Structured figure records
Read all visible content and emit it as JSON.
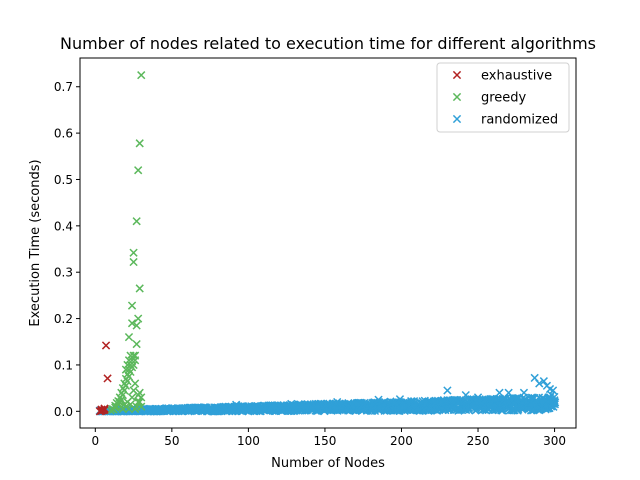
{
  "chart_data": {
    "type": "scatter",
    "title": "Number of nodes related to execution time for different algorithms",
    "xlabel": "Number of Nodes",
    "ylabel": "Execution Time (seconds)",
    "xlim": [
      -10,
      314
    ],
    "ylim": [
      -0.036,
      0.762
    ],
    "xticks": [
      0,
      50,
      100,
      150,
      200,
      250,
      300
    ],
    "xtick_labels": [
      "0",
      "50",
      "100",
      "150",
      "200",
      "250",
      "300"
    ],
    "yticks": [
      0.0,
      0.1,
      0.2,
      0.3,
      0.4,
      0.5,
      0.6,
      0.7
    ],
    "ytick_labels": [
      "0.0",
      "0.1",
      "0.2",
      "0.3",
      "0.4",
      "0.5",
      "0.6",
      "0.7"
    ],
    "grid": false,
    "legend_position": "top-right",
    "marker": "x",
    "series": [
      {
        "name": "exhaustive",
        "color": "#b22222",
        "points": [
          [
            3,
            0.0
          ],
          [
            4,
            0.001
          ],
          [
            5,
            0.002
          ],
          [
            6,
            0.003
          ],
          [
            7,
            0.142
          ],
          [
            8,
            0.071
          ],
          [
            4,
            0.004
          ],
          [
            6,
            0.006
          ]
        ]
      },
      {
        "name": "greedy",
        "color": "#5cb85c",
        "points": [
          [
            10,
            0.002
          ],
          [
            11,
            0.005
          ],
          [
            12,
            0.004
          ],
          [
            13,
            0.008
          ],
          [
            13,
            0.012
          ],
          [
            14,
            0.01
          ],
          [
            14,
            0.018
          ],
          [
            15,
            0.015
          ],
          [
            15,
            0.022
          ],
          [
            16,
            0.02
          ],
          [
            16,
            0.03
          ],
          [
            17,
            0.025
          ],
          [
            17,
            0.04
          ],
          [
            18,
            0.035
          ],
          [
            18,
            0.05
          ],
          [
            19,
            0.045
          ],
          [
            19,
            0.06
          ],
          [
            20,
            0.055
          ],
          [
            20,
            0.07
          ],
          [
            20,
            0.09
          ],
          [
            21,
            0.065
          ],
          [
            21,
            0.08
          ],
          [
            21,
            0.1
          ],
          [
            22,
            0.075
          ],
          [
            22,
            0.09
          ],
          [
            22,
            0.11
          ],
          [
            22,
            0.16
          ],
          [
            23,
            0.085
          ],
          [
            23,
            0.1
          ],
          [
            23,
            0.12
          ],
          [
            24,
            0.095
          ],
          [
            24,
            0.11
          ],
          [
            24,
            0.19
          ],
          [
            24,
            0.228
          ],
          [
            25,
            0.1
          ],
          [
            25,
            0.12
          ],
          [
            25,
            0.322
          ],
          [
            25,
            0.342
          ],
          [
            26,
            0.11
          ],
          [
            26,
            0.12
          ],
          [
            27,
            0.145
          ],
          [
            27,
            0.185
          ],
          [
            27,
            0.41
          ],
          [
            28,
            0.2
          ],
          [
            28,
            0.52
          ],
          [
            29,
            0.578
          ],
          [
            29,
            0.265
          ],
          [
            30,
            0.725
          ],
          [
            29,
            0.04
          ],
          [
            30,
            0.03
          ],
          [
            28,
            0.02
          ],
          [
            27,
            0.01
          ],
          [
            26,
            0.005
          ],
          [
            30,
            0.01
          ],
          [
            29,
            0.02
          ],
          [
            28,
            0.035
          ],
          [
            26,
            0.06
          ],
          [
            25,
            0.045
          ],
          [
            24,
            0.03
          ],
          [
            23,
            0.015
          ],
          [
            22,
            0.005
          ],
          [
            21,
            0.02
          ],
          [
            20,
            0.01
          ],
          [
            19,
            0.015
          ],
          [
            18,
            0.005
          ],
          [
            17,
            0.01
          ]
        ]
      },
      {
        "name": "randomized",
        "color": "#30a0d8",
        "generated": {
          "x_range": [
            3,
            300
          ],
          "per_x": 5,
          "y_base": [
            0.0005,
            0.015
          ],
          "y_spread": [
            0.003,
            0.03
          ]
        },
        "points": [
          [
            92,
            0.014
          ],
          [
            128,
            0.016
          ],
          [
            158,
            0.02
          ],
          [
            185,
            0.025
          ],
          [
            199,
            0.026
          ],
          [
            230,
            0.045
          ],
          [
            242,
            0.035
          ],
          [
            250,
            0.03
          ],
          [
            264,
            0.04
          ],
          [
            270,
            0.04
          ],
          [
            280,
            0.04
          ],
          [
            287,
            0.072
          ],
          [
            290,
            0.06
          ],
          [
            293,
            0.065
          ],
          [
            295,
            0.055
          ],
          [
            297,
            0.048
          ],
          [
            299,
            0.045
          ],
          [
            298,
            0.035
          ],
          [
            296,
            0.03
          ],
          [
            294,
            0.025
          ]
        ]
      }
    ]
  }
}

PROBLEM STATEMENT
Quote every record above exactly, leaving out the pictures.

RESULT OF THE TASK
Read all visible content and emit it as JSON.
{
  "chart_data": {
    "type": "scatter",
    "title": "Number of nodes related to execution time for different algorithms",
    "xlabel": "Number of Nodes",
    "ylabel": "Execution Time (seconds)",
    "xlim": [
      -10,
      314
    ],
    "ylim": [
      -0.036,
      0.762
    ],
    "xticks": [
      0,
      50,
      100,
      150,
      200,
      250,
      300
    ],
    "xtick_labels": [
      "0",
      "50",
      "100",
      "150",
      "200",
      "250",
      "300"
    ],
    "yticks": [
      0.0,
      0.1,
      0.2,
      0.3,
      0.4,
      0.5,
      0.6,
      0.7
    ],
    "ytick_labels": [
      "0.0",
      "0.1",
      "0.2",
      "0.3",
      "0.4",
      "0.5",
      "0.6",
      "0.7"
    ],
    "grid": false,
    "legend_position": "top-right",
    "marker": "x",
    "series": [
      {
        "name": "exhaustive",
        "color": "#b22222",
        "points": [
          [
            3,
            0.0
          ],
          [
            4,
            0.001
          ],
          [
            5,
            0.002
          ],
          [
            6,
            0.003
          ],
          [
            7,
            0.142
          ],
          [
            8,
            0.071
          ],
          [
            4,
            0.004
          ],
          [
            6,
            0.006
          ]
        ]
      },
      {
        "name": "greedy",
        "color": "#5cb85c",
        "points": [
          [
            10,
            0.002
          ],
          [
            11,
            0.005
          ],
          [
            12,
            0.004
          ],
          [
            13,
            0.008
          ],
          [
            13,
            0.012
          ],
          [
            14,
            0.01
          ],
          [
            14,
            0.018
          ],
          [
            15,
            0.015
          ],
          [
            15,
            0.022
          ],
          [
            16,
            0.02
          ],
          [
            16,
            0.03
          ],
          [
            17,
            0.025
          ],
          [
            17,
            0.04
          ],
          [
            18,
            0.035
          ],
          [
            18,
            0.05
          ],
          [
            19,
            0.045
          ],
          [
            19,
            0.06
          ],
          [
            20,
            0.055
          ],
          [
            20,
            0.07
          ],
          [
            20,
            0.09
          ],
          [
            21,
            0.065
          ],
          [
            21,
            0.08
          ],
          [
            21,
            0.1
          ],
          [
            22,
            0.075
          ],
          [
            22,
            0.09
          ],
          [
            22,
            0.11
          ],
          [
            22,
            0.16
          ],
          [
            23,
            0.085
          ],
          [
            23,
            0.1
          ],
          [
            23,
            0.12
          ],
          [
            24,
            0.095
          ],
          [
            24,
            0.11
          ],
          [
            24,
            0.19
          ],
          [
            24,
            0.228
          ],
          [
            25,
            0.1
          ],
          [
            25,
            0.12
          ],
          [
            25,
            0.322
          ],
          [
            25,
            0.342
          ],
          [
            26,
            0.11
          ],
          [
            26,
            0.12
          ],
          [
            27,
            0.145
          ],
          [
            27,
            0.185
          ],
          [
            27,
            0.41
          ],
          [
            28,
            0.2
          ],
          [
            28,
            0.52
          ],
          [
            29,
            0.578
          ],
          [
            29,
            0.265
          ],
          [
            30,
            0.725
          ],
          [
            29,
            0.04
          ],
          [
            30,
            0.03
          ],
          [
            28,
            0.02
          ],
          [
            27,
            0.01
          ],
          [
            26,
            0.005
          ],
          [
            30,
            0.01
          ],
          [
            29,
            0.02
          ],
          [
            28,
            0.035
          ],
          [
            26,
            0.06
          ],
          [
            25,
            0.045
          ],
          [
            24,
            0.03
          ],
          [
            23,
            0.015
          ],
          [
            22,
            0.005
          ],
          [
            21,
            0.02
          ],
          [
            20,
            0.01
          ],
          [
            19,
            0.015
          ],
          [
            18,
            0.005
          ],
          [
            17,
            0.01
          ]
        ]
      },
      {
        "name": "randomized",
        "color": "#30a0d8",
        "generated": {
          "x_range": [
            3,
            300
          ],
          "per_x": 5,
          "y_base": [
            0.0005,
            0.015
          ],
          "y_spread": [
            0.003,
            0.03
          ]
        },
        "points": [
          [
            92,
            0.014
          ],
          [
            128,
            0.016
          ],
          [
            158,
            0.02
          ],
          [
            185,
            0.025
          ],
          [
            199,
            0.026
          ],
          [
            230,
            0.045
          ],
          [
            242,
            0.035
          ],
          [
            250,
            0.03
          ],
          [
            264,
            0.04
          ],
          [
            270,
            0.04
          ],
          [
            280,
            0.04
          ],
          [
            287,
            0.072
          ],
          [
            290,
            0.06
          ],
          [
            293,
            0.065
          ],
          [
            295,
            0.055
          ],
          [
            297,
            0.048
          ],
          [
            299,
            0.045
          ],
          [
            298,
            0.035
          ],
          [
            296,
            0.03
          ],
          [
            294,
            0.025
          ]
        ]
      }
    ]
  }
}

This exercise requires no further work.